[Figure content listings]
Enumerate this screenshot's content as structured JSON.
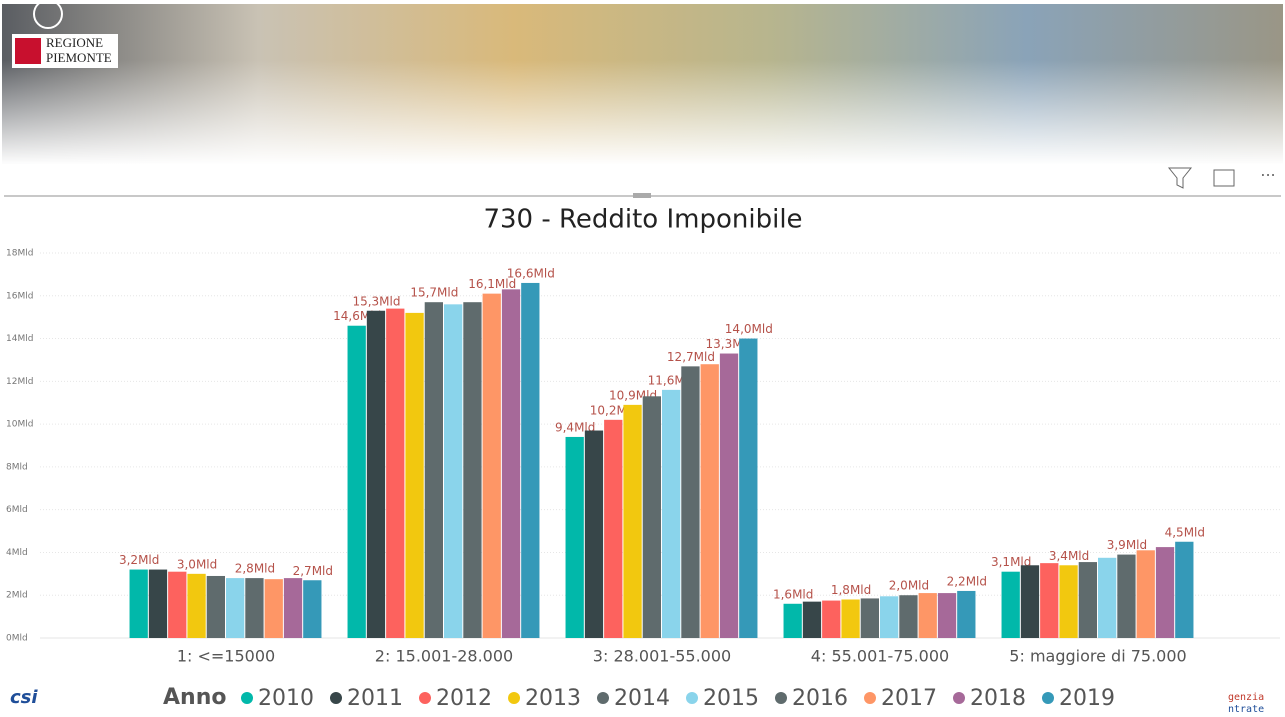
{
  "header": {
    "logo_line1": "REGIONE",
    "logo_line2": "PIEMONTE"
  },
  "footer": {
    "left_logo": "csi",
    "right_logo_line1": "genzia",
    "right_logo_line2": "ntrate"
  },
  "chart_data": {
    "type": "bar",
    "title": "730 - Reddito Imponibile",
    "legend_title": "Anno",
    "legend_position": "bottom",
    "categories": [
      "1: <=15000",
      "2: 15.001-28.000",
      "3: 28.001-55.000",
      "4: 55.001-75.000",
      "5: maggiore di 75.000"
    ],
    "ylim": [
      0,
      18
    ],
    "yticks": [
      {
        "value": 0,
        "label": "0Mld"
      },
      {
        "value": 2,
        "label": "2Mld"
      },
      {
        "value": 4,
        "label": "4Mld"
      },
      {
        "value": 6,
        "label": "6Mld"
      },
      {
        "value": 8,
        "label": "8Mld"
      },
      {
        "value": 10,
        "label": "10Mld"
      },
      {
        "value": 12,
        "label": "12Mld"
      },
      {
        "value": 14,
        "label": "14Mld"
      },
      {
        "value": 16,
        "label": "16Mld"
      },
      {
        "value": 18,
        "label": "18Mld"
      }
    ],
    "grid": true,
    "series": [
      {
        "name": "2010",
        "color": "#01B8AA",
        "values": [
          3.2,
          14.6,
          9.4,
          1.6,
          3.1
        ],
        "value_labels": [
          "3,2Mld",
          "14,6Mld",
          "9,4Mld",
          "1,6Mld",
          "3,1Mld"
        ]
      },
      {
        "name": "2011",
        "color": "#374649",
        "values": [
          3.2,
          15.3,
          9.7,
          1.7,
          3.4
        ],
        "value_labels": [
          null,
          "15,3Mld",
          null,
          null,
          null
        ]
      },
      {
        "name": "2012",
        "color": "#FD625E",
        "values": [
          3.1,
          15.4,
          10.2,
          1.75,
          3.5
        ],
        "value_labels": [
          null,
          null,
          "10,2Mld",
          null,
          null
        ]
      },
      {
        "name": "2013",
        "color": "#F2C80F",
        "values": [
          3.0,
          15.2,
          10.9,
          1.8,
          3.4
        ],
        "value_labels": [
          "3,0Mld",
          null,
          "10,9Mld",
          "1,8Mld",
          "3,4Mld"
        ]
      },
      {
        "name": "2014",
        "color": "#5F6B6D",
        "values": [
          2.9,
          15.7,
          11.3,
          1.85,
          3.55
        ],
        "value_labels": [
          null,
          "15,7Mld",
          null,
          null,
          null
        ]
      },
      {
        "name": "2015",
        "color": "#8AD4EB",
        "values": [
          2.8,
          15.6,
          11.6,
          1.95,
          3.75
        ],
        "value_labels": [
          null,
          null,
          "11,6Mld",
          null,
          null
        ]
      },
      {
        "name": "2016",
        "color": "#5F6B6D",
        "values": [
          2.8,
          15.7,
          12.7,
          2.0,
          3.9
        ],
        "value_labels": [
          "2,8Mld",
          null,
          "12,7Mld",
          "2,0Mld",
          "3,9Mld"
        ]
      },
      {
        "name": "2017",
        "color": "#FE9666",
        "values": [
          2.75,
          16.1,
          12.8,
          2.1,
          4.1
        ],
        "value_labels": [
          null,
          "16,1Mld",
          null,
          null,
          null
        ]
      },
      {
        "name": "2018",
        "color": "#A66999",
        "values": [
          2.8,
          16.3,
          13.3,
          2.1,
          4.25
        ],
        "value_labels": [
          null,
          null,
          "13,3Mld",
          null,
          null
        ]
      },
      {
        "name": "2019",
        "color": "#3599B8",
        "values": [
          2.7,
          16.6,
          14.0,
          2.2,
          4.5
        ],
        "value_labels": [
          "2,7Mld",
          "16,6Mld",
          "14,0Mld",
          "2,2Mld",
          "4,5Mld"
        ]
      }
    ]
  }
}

* * *

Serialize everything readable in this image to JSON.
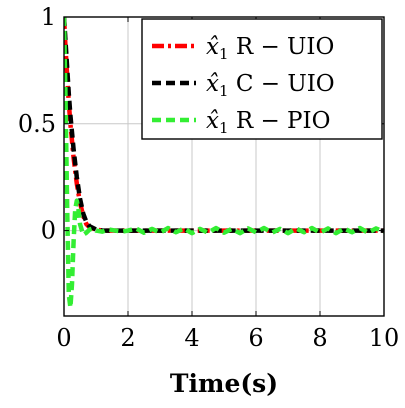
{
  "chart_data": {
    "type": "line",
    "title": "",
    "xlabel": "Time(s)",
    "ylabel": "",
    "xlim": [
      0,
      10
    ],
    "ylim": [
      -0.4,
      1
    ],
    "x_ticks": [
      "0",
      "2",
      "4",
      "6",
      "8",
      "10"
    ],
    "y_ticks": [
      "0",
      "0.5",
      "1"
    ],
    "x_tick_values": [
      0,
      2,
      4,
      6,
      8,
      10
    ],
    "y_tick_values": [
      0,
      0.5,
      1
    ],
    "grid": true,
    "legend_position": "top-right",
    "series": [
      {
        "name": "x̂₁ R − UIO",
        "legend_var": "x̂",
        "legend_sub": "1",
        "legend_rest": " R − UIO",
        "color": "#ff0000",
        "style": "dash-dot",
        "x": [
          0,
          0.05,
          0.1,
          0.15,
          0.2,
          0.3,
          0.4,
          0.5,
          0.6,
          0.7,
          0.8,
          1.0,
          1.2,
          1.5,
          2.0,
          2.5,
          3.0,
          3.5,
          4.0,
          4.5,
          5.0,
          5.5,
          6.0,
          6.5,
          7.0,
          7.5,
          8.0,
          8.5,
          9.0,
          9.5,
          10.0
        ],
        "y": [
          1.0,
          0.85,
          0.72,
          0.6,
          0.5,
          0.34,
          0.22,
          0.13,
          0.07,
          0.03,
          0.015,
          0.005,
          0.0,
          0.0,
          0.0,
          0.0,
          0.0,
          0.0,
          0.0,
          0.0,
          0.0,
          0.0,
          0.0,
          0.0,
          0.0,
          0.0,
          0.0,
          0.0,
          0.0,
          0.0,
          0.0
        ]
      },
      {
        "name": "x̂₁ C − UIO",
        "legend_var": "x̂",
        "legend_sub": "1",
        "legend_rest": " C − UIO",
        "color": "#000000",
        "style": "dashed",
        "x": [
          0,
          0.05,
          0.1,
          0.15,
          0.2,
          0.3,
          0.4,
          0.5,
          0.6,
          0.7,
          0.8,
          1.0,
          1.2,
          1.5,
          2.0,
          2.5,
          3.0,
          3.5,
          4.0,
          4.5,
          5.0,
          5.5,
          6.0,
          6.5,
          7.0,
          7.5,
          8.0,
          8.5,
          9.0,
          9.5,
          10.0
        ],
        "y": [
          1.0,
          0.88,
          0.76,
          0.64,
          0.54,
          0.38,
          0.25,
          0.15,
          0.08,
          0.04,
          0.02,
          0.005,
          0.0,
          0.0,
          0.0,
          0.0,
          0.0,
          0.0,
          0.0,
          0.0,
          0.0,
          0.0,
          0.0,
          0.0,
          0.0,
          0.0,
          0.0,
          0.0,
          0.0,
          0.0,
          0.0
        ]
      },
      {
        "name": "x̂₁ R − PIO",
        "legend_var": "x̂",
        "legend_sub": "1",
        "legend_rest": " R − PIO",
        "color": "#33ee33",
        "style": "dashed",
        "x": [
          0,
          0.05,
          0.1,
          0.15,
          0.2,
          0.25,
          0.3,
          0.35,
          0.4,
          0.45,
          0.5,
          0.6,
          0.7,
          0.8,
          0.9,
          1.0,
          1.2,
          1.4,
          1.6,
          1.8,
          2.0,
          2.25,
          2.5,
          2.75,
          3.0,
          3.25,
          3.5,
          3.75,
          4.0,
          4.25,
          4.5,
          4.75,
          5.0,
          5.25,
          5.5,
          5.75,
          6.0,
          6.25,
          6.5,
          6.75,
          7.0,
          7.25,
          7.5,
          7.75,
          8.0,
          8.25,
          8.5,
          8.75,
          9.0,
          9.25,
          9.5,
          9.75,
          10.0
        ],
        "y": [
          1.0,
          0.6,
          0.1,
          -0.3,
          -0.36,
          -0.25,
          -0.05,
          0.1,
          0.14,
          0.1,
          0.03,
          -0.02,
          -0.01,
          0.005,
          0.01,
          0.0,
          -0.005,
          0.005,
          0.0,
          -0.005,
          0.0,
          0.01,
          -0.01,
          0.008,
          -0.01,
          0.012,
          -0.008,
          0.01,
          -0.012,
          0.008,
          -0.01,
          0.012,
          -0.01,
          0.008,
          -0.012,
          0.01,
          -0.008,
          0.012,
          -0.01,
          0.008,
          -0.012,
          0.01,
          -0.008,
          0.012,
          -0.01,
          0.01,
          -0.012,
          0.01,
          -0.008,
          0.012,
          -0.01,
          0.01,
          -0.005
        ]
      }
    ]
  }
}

* * *

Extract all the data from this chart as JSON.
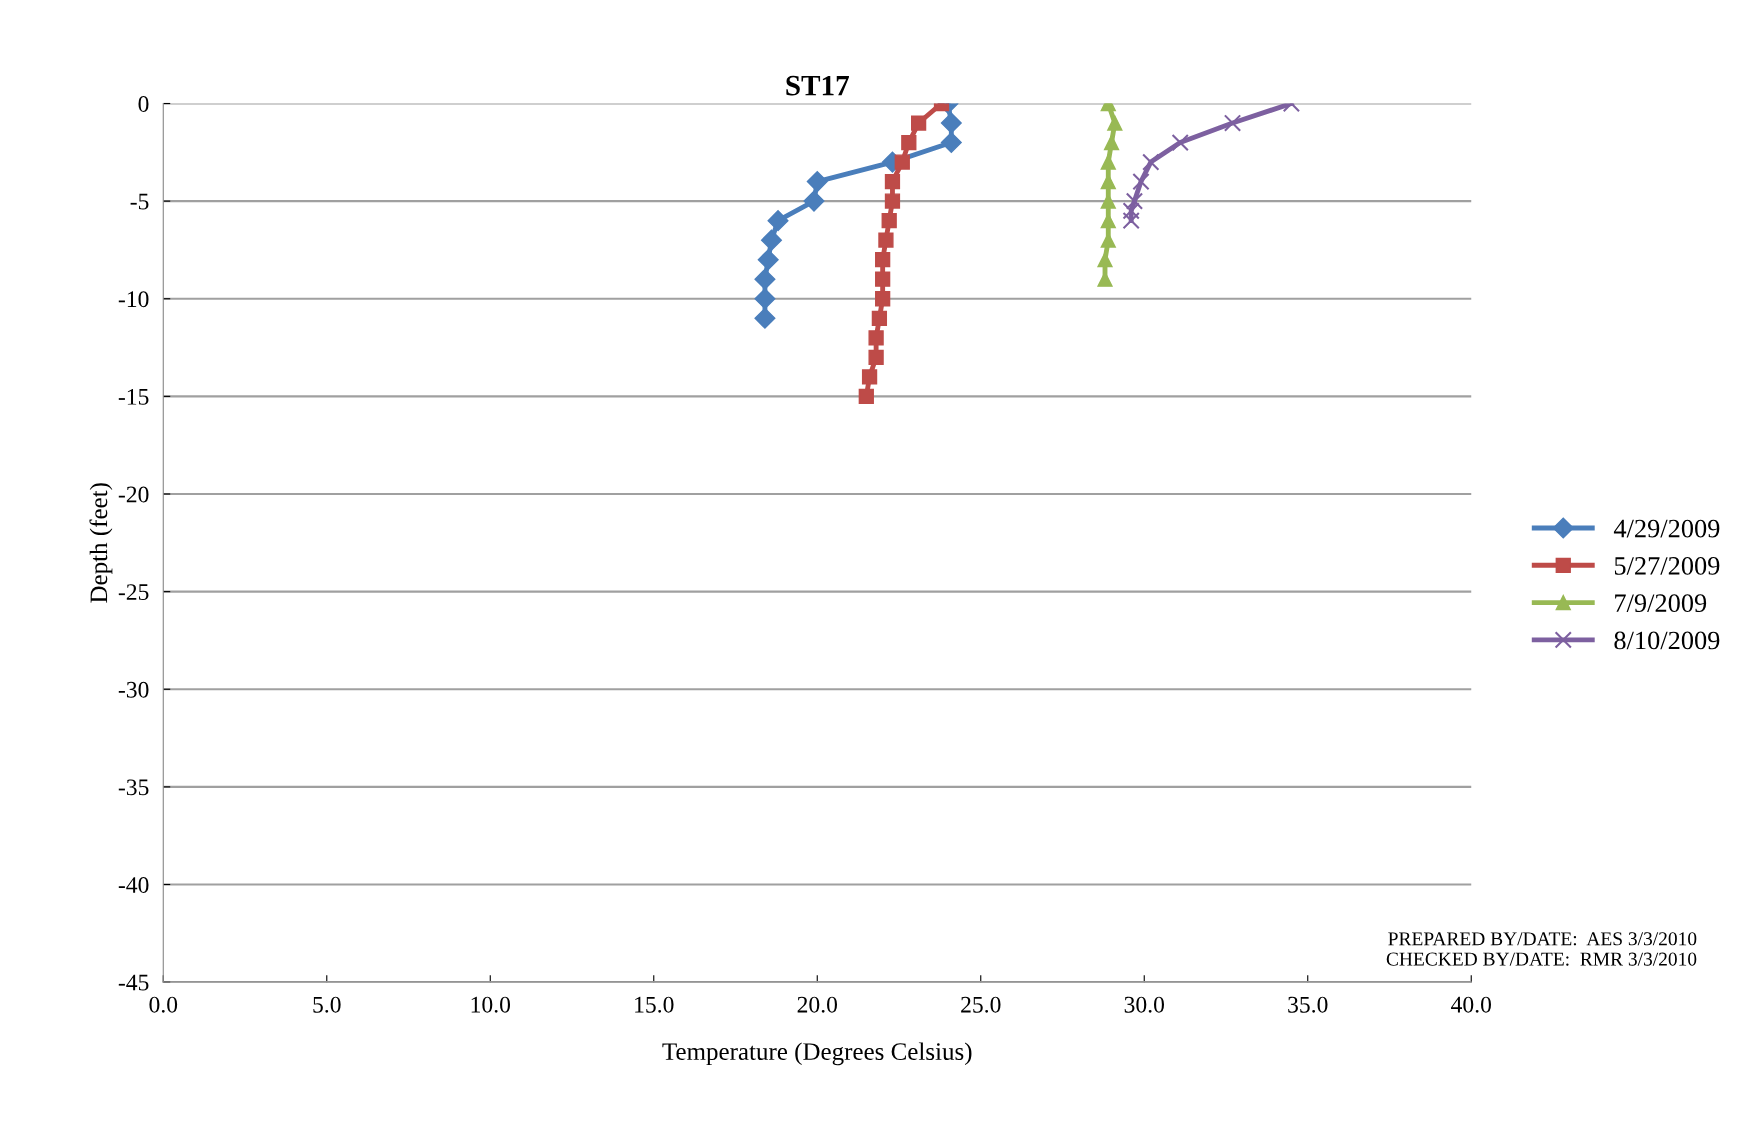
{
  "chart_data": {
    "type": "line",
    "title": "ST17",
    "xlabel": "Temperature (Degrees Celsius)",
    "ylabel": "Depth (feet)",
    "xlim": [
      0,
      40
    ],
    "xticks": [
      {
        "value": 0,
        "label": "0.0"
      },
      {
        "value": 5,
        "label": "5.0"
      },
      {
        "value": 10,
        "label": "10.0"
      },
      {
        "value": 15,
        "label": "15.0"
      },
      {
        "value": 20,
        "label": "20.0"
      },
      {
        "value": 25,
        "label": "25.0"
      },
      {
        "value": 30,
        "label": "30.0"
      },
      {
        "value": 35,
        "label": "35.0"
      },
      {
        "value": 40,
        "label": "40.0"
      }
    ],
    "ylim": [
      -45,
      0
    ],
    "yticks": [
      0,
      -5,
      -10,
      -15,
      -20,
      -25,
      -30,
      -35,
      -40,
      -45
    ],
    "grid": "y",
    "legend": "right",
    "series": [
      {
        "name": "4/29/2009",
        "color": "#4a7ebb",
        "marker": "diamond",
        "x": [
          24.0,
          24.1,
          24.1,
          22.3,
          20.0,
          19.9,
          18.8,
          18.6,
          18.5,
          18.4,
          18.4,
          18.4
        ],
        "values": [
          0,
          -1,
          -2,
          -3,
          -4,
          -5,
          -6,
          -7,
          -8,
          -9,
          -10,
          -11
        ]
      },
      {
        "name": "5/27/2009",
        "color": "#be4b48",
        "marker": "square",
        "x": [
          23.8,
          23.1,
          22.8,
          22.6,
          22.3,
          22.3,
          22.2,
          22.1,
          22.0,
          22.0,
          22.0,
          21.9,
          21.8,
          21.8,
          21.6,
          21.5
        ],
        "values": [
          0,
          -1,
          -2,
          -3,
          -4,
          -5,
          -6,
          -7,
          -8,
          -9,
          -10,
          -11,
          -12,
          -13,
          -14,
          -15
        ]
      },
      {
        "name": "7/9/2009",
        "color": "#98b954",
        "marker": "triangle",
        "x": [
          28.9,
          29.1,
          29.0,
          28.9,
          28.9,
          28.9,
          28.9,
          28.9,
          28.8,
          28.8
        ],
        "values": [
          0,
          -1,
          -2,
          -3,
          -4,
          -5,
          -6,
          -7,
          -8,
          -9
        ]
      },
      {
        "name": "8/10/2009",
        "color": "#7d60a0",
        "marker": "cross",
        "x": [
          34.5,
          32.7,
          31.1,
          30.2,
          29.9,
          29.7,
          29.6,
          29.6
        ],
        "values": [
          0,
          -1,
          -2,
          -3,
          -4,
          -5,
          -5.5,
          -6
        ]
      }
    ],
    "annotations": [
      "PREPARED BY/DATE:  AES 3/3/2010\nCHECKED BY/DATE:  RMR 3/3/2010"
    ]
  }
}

Stated goal: Pick out every line above that holds the word "this" and copy it.

Task result:
Enumerate this screenshot's content as structured JSON.
Serialize everything readable in this image to JSON.
Extract all the data from this chart as JSON.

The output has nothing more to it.